**STATED TASK**
Please give the entries again in full and exactly, without any picture.

Start of MATERIAL FOR THIS TASK

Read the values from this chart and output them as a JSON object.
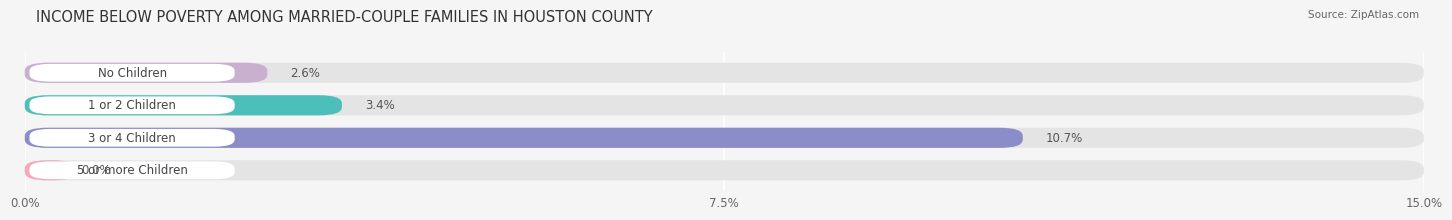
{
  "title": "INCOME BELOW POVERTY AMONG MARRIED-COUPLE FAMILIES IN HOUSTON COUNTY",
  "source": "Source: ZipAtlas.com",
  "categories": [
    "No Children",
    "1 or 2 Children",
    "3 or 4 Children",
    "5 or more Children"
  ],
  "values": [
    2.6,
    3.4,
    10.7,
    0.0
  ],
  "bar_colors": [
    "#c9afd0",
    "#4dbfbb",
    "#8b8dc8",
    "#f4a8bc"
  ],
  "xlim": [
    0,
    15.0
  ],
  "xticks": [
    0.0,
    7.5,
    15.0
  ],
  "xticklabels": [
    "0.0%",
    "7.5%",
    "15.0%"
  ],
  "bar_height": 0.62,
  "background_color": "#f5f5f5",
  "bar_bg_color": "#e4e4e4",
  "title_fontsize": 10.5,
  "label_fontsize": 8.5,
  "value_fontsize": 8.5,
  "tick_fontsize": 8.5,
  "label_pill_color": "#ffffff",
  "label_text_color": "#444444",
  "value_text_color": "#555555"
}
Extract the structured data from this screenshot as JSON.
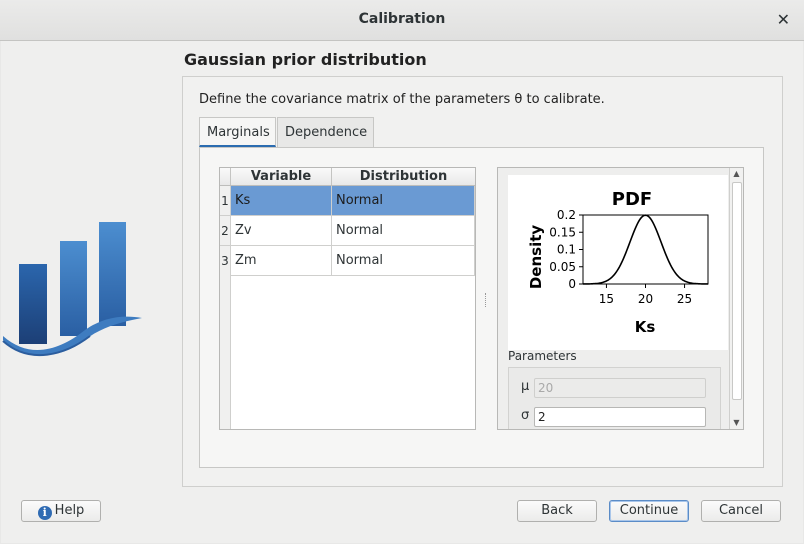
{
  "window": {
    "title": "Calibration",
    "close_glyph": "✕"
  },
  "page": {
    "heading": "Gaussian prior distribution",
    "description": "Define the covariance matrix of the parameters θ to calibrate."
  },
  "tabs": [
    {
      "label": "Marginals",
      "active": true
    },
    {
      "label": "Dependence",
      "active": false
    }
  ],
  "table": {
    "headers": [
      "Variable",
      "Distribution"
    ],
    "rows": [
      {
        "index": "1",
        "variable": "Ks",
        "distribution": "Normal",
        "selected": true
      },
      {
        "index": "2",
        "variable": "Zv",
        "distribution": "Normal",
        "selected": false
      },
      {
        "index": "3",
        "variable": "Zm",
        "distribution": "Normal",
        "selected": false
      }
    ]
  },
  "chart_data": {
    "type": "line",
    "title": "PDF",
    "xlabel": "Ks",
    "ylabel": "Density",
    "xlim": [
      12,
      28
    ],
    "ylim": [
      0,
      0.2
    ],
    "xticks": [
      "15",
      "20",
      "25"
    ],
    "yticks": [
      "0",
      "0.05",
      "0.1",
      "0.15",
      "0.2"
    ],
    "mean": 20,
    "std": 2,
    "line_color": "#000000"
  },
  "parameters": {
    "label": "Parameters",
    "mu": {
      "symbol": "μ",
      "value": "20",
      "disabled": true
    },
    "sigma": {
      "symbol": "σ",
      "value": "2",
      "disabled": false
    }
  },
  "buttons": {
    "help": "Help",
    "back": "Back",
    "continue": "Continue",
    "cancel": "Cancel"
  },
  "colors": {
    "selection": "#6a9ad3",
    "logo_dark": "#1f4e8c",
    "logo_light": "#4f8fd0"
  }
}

End of MATERIAL FOR THIS TASK

**EXPECTED ANSWER**
Read the values from this chart and output them as a JSON object.
{
  "title": "INCOME BELOW POVERTY AMONG MARRIED-COUPLE FAMILIES IN HOUSTON COUNTY",
  "source": "Source: ZipAtlas.com",
  "categories": [
    "No Children",
    "1 or 2 Children",
    "3 or 4 Children",
    "5 or more Children"
  ],
  "values": [
    2.6,
    3.4,
    10.7,
    0.0
  ],
  "bar_colors": [
    "#c9afd0",
    "#4dbfbb",
    "#8b8dc8",
    "#f4a8bc"
  ],
  "xlim": [
    0,
    15.0
  ],
  "xticks": [
    0.0,
    7.5,
    15.0
  ],
  "xticklabels": [
    "0.0%",
    "7.5%",
    "15.0%"
  ],
  "bar_height": 0.62,
  "background_color": "#f5f5f5",
  "bar_bg_color": "#e4e4e4",
  "title_fontsize": 10.5,
  "label_fontsize": 8.5,
  "value_fontsize": 8.5,
  "tick_fontsize": 8.5,
  "label_pill_color": "#ffffff",
  "label_text_color": "#444444",
  "value_text_color": "#555555"
}
Extract the structured data from this screenshot as JSON.
{
  "window": {
    "title": "Calibration",
    "close_glyph": "✕"
  },
  "page": {
    "heading": "Gaussian prior distribution",
    "description": "Define the covariance matrix of the parameters θ to calibrate."
  },
  "tabs": [
    {
      "label": "Marginals",
      "active": true
    },
    {
      "label": "Dependence",
      "active": false
    }
  ],
  "table": {
    "headers": [
      "Variable",
      "Distribution"
    ],
    "rows": [
      {
        "index": "1",
        "variable": "Ks",
        "distribution": "Normal",
        "selected": true
      },
      {
        "index": "2",
        "variable": "Zv",
        "distribution": "Normal",
        "selected": false
      },
      {
        "index": "3",
        "variable": "Zm",
        "distribution": "Normal",
        "selected": false
      }
    ]
  },
  "chart_data": {
    "type": "line",
    "title": "PDF",
    "xlabel": "Ks",
    "ylabel": "Density",
    "xlim": [
      12,
      28
    ],
    "ylim": [
      0,
      0.2
    ],
    "xticks": [
      "15",
      "20",
      "25"
    ],
    "yticks": [
      "0",
      "0.05",
      "0.1",
      "0.15",
      "0.2"
    ],
    "mean": 20,
    "std": 2,
    "line_color": "#000000"
  },
  "parameters": {
    "label": "Parameters",
    "mu": {
      "symbol": "μ",
      "value": "20",
      "disabled": true
    },
    "sigma": {
      "symbol": "σ",
      "value": "2",
      "disabled": false
    }
  },
  "buttons": {
    "help": "Help",
    "back": "Back",
    "continue": "Continue",
    "cancel": "Cancel"
  },
  "colors": {
    "selection": "#6a9ad3",
    "logo_dark": "#1f4e8c",
    "logo_light": "#4f8fd0"
  }
}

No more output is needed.